| MATERIAL FOR THIS TASK |

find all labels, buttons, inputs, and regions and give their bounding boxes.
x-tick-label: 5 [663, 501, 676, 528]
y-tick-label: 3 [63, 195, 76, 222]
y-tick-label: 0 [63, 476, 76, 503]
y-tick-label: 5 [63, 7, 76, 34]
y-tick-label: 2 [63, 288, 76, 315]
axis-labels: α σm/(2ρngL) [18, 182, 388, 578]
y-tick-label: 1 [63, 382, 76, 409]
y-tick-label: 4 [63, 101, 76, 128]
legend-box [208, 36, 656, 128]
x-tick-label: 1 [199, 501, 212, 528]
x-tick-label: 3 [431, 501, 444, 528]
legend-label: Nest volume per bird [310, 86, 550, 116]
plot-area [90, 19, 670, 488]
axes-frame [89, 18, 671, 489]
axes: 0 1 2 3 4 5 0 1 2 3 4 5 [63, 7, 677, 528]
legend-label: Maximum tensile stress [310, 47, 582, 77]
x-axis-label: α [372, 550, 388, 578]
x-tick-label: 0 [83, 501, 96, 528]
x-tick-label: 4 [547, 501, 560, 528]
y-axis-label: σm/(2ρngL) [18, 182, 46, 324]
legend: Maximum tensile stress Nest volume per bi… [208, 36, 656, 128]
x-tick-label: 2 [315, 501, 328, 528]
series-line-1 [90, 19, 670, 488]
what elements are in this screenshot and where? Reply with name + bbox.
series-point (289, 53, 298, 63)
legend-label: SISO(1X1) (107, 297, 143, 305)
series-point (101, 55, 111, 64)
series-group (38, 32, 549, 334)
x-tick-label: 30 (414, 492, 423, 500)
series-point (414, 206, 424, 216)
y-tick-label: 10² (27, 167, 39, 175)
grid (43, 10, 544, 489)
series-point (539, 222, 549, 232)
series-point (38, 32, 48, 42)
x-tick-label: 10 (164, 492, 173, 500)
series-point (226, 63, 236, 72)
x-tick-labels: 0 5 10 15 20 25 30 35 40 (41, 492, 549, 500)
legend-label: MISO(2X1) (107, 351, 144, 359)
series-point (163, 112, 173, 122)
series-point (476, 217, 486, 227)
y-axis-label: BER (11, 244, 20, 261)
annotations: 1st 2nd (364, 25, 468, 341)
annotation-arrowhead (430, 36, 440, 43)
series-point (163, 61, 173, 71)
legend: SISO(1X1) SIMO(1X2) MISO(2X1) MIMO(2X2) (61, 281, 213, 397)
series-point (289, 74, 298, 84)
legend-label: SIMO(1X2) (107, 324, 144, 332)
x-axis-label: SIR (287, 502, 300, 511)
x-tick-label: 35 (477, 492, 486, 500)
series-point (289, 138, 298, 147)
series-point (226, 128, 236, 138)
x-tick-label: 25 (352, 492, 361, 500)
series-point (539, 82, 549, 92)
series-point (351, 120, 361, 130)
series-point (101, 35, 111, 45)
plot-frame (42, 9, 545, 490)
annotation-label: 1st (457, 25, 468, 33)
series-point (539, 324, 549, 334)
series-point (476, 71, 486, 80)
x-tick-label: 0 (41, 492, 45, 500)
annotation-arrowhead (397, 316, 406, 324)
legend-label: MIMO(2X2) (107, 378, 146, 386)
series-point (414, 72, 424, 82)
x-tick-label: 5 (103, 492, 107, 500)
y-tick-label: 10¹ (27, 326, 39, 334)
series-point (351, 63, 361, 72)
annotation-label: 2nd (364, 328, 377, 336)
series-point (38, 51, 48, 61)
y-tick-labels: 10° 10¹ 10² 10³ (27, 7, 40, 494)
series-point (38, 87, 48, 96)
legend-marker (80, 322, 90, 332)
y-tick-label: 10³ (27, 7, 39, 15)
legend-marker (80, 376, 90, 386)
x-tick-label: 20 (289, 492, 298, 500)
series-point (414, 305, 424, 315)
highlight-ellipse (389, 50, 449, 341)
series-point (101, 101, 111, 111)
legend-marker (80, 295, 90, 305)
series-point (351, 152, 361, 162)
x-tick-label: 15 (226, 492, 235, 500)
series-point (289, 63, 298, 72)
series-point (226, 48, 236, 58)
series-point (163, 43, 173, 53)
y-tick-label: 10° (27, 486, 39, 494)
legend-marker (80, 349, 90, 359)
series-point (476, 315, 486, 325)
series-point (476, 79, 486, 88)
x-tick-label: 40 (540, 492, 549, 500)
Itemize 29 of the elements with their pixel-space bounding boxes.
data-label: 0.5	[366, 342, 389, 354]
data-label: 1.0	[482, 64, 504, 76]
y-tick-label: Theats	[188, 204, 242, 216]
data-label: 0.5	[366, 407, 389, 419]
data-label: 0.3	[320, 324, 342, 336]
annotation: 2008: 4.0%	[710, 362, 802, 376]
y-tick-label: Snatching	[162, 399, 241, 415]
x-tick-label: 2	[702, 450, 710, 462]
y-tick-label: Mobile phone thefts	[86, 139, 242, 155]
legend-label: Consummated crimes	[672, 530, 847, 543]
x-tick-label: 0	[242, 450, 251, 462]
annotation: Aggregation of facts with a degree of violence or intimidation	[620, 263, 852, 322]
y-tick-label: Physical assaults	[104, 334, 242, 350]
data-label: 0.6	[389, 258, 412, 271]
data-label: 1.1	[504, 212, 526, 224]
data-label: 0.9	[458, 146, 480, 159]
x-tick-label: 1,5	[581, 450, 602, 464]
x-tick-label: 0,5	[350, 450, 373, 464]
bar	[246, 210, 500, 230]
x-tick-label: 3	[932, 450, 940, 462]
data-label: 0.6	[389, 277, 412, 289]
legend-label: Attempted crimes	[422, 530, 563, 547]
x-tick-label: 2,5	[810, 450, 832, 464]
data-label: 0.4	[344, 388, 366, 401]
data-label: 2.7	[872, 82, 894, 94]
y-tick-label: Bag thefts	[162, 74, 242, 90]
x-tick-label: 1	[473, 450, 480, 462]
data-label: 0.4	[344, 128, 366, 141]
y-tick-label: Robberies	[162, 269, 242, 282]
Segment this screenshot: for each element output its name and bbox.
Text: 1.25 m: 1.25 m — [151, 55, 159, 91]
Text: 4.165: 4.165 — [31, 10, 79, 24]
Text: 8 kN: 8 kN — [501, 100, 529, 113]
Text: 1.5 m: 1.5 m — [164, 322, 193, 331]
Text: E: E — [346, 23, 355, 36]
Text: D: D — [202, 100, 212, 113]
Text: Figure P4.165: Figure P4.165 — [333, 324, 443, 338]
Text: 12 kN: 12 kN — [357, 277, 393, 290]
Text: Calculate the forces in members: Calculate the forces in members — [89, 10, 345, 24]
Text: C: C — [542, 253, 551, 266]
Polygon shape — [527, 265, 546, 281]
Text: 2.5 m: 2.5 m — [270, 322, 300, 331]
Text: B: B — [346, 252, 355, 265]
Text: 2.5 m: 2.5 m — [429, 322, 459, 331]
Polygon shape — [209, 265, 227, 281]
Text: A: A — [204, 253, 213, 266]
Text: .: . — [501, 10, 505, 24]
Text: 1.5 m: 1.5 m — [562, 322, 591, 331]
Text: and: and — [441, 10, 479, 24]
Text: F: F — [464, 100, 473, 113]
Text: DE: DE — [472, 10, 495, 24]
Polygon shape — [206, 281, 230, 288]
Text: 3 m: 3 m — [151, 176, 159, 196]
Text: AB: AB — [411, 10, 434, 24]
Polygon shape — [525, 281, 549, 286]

| TASK BRIEF |
Return all of the lines above verbatim, from the first through the last, with no changes.

| THE RESPONSE |
find all labels, buttons, inputs, and regions and give their bounding boxes.
x-tick-label: 5 [663, 501, 676, 528]
y-tick-label: 3 [63, 195, 76, 222]
y-tick-label: 0 [63, 476, 76, 503]
y-tick-label: 5 [63, 7, 76, 34]
y-tick-label: 2 [63, 288, 76, 315]
axis-labels: α σm/(2ρngL) [18, 182, 388, 578]
y-tick-label: 1 [63, 382, 76, 409]
y-tick-label: 4 [63, 101, 76, 128]
legend-box [208, 36, 656, 128]
x-tick-label: 1 [199, 501, 212, 528]
x-tick-label: 3 [431, 501, 444, 528]
legend-label: Nest volume per bird [310, 86, 550, 116]
plot-area [90, 19, 670, 488]
axes-frame [89, 18, 671, 489]
axes: 0 1 2 3 4 5 0 1 2 3 4 5 [63, 7, 677, 528]
legend-label: Maximum tensile stress [310, 47, 582, 77]
x-axis-label: α [372, 550, 388, 578]
x-tick-label: 0 [83, 501, 96, 528]
x-tick-label: 4 [547, 501, 560, 528]
y-axis-label: σm/(2ρngL) [18, 182, 46, 324]
legend: Maximum tensile stress Nest volume per bi… [208, 36, 656, 128]
x-tick-label: 2 [315, 501, 328, 528]
series-line-1 [90, 19, 670, 488]
what elements are in this screenshot and where? Reply with name + bbox.
series-point (289, 53, 298, 63)
legend-label: SISO(1X1) (107, 297, 143, 305)
series-point (101, 55, 111, 64)
series-group (38, 32, 549, 334)
x-tick-label: 30 (414, 492, 423, 500)
series-point (414, 206, 424, 216)
y-tick-label: 10² (27, 167, 39, 175)
grid (43, 10, 544, 489)
series-point (539, 222, 549, 232)
series-point (38, 32, 48, 42)
x-tick-label: 10 (164, 492, 173, 500)
series-point (226, 63, 236, 72)
x-tick-labels: 0 5 10 15 20 25 30 35 40 (41, 492, 549, 500)
legend-label: MISO(2X1) (107, 351, 144, 359)
series-point (163, 112, 173, 122)
series-point (476, 217, 486, 227)
y-axis-label: BER (11, 244, 20, 261)
annotations: 1st 2nd (364, 25, 468, 341)
annotation-arrowhead (430, 36, 440, 43)
series-point (163, 61, 173, 71)
legend: SISO(1X1) SIMO(1X2) MISO(2X1) MIMO(2X2) (61, 281, 213, 397)
series-point (289, 74, 298, 84)
legend-label: SIMO(1X2) (107, 324, 144, 332)
x-axis-label: SIR (287, 502, 300, 511)
x-tick-label: 35 (477, 492, 486, 500)
series-point (289, 138, 298, 147)
series-point (226, 128, 236, 138)
x-tick-label: 25 (352, 492, 361, 500)
series-point (539, 82, 549, 92)
series-point (351, 120, 361, 130)
series-point (101, 35, 111, 45)
plot-frame (42, 9, 545, 490)
annotation-label: 1st (457, 25, 468, 33)
series-point (539, 324, 549, 334)
series-point (476, 71, 486, 80)
x-tick-label: 0 (41, 492, 45, 500)
annotation-arrowhead (397, 316, 406, 324)
legend-label: MIMO(2X2) (107, 378, 146, 386)
series-point (414, 72, 424, 82)
x-tick-label: 5 (103, 492, 107, 500)
y-tick-label: 10¹ (27, 326, 39, 334)
series-point (351, 63, 361, 72)
annotation-label: 2nd (364, 328, 377, 336)
series-point (38, 51, 48, 61)
y-tick-labels: 10° 10¹ 10² 10³ (27, 7, 40, 494)
series-point (38, 87, 48, 96)
legend-marker (80, 322, 90, 332)
y-tick-label: 10³ (27, 7, 39, 15)
legend-marker (80, 376, 90, 386)
x-tick-label: 20 (289, 492, 298, 500)
series-point (414, 305, 424, 315)
highlight-ellipse (389, 50, 449, 341)
series-point (101, 101, 111, 111)
legend-marker (80, 295, 90, 305)
series-point (351, 152, 361, 162)
x-tick-label: 15 (226, 492, 235, 500)
series-point (289, 63, 298, 72)
series-point (226, 48, 236, 58)
series-point (163, 43, 173, 53)
y-tick-label: 10° (27, 486, 39, 494)
legend-marker (80, 349, 90, 359)
series-point (476, 315, 486, 325)
series-point (476, 79, 486, 88)
x-tick-label: 40 (540, 492, 549, 500)
Itemize 29 of the elements with their pixel-space bounding boxes.
data-label: 0.5	[366, 342, 389, 354]
data-label: 1.0	[482, 64, 504, 76]
y-tick-label: Theats	[188, 204, 242, 216]
data-label: 0.5	[366, 407, 389, 419]
data-label: 0.3	[320, 324, 342, 336]
annotation: 2008: 4.0%	[710, 362, 802, 376]
y-tick-label: Snatching	[162, 399, 241, 415]
x-tick-label: 2	[702, 450, 710, 462]
y-tick-label: Mobile phone thefts	[86, 139, 242, 155]
legend-label: Consummated crimes	[672, 530, 847, 543]
x-tick-label: 0	[242, 450, 251, 462]
annotation: Aggregation of facts with a degree of violence or intimidation	[620, 263, 852, 322]
y-tick-label: Physical assaults	[104, 334, 242, 350]
data-label: 0.6	[389, 258, 412, 271]
data-label: 1.1	[504, 212, 526, 224]
data-label: 0.9	[458, 146, 480, 159]
x-tick-label: 1,5	[581, 450, 602, 464]
x-tick-label: 0,5	[350, 450, 373, 464]
bar	[246, 210, 500, 230]
x-tick-label: 3	[932, 450, 940, 462]
data-label: 0.6	[389, 277, 412, 289]
legend-label: Attempted crimes	[422, 530, 563, 547]
x-tick-label: 2,5	[810, 450, 832, 464]
data-label: 0.4	[344, 388, 366, 401]
data-label: 2.7	[872, 82, 894, 94]
y-tick-label: Bag thefts	[162, 74, 242, 90]
x-tick-label: 1	[473, 450, 480, 462]
data-label: 0.4	[344, 128, 366, 141]
y-tick-label: Robberies	[162, 269, 242, 282]
Segment this screenshot: for each element output its name and bbox.
Text: 1.25 m: 1.25 m — [151, 55, 159, 91]
Text: 4.165: 4.165 — [31, 10, 79, 24]
Text: 8 kN: 8 kN — [501, 100, 529, 113]
Text: 1.5 m: 1.5 m — [164, 322, 193, 331]
Text: E: E — [346, 23, 355, 36]
Text: D: D — [202, 100, 212, 113]
Text: Figure P4.165: Figure P4.165 — [333, 324, 443, 338]
Text: 12 kN: 12 kN — [357, 277, 393, 290]
Text: Calculate the forces in members: Calculate the forces in members — [89, 10, 345, 24]
Text: C: C — [542, 253, 551, 266]
Polygon shape — [527, 265, 546, 281]
Text: 2.5 m: 2.5 m — [270, 322, 300, 331]
Text: B: B — [346, 252, 355, 265]
Text: 2.5 m: 2.5 m — [429, 322, 459, 331]
Polygon shape — [209, 265, 227, 281]
Text: A: A — [204, 253, 213, 266]
Text: .: . — [501, 10, 505, 24]
Text: 1.5 m: 1.5 m — [562, 322, 591, 331]
Text: and: and — [441, 10, 479, 24]
Text: F: F — [464, 100, 473, 113]
Text: DE: DE — [472, 10, 495, 24]
Polygon shape — [206, 281, 230, 288]
Text: 3 m: 3 m — [151, 176, 159, 196]
Text: AB: AB — [411, 10, 434, 24]
Polygon shape — [525, 281, 549, 286]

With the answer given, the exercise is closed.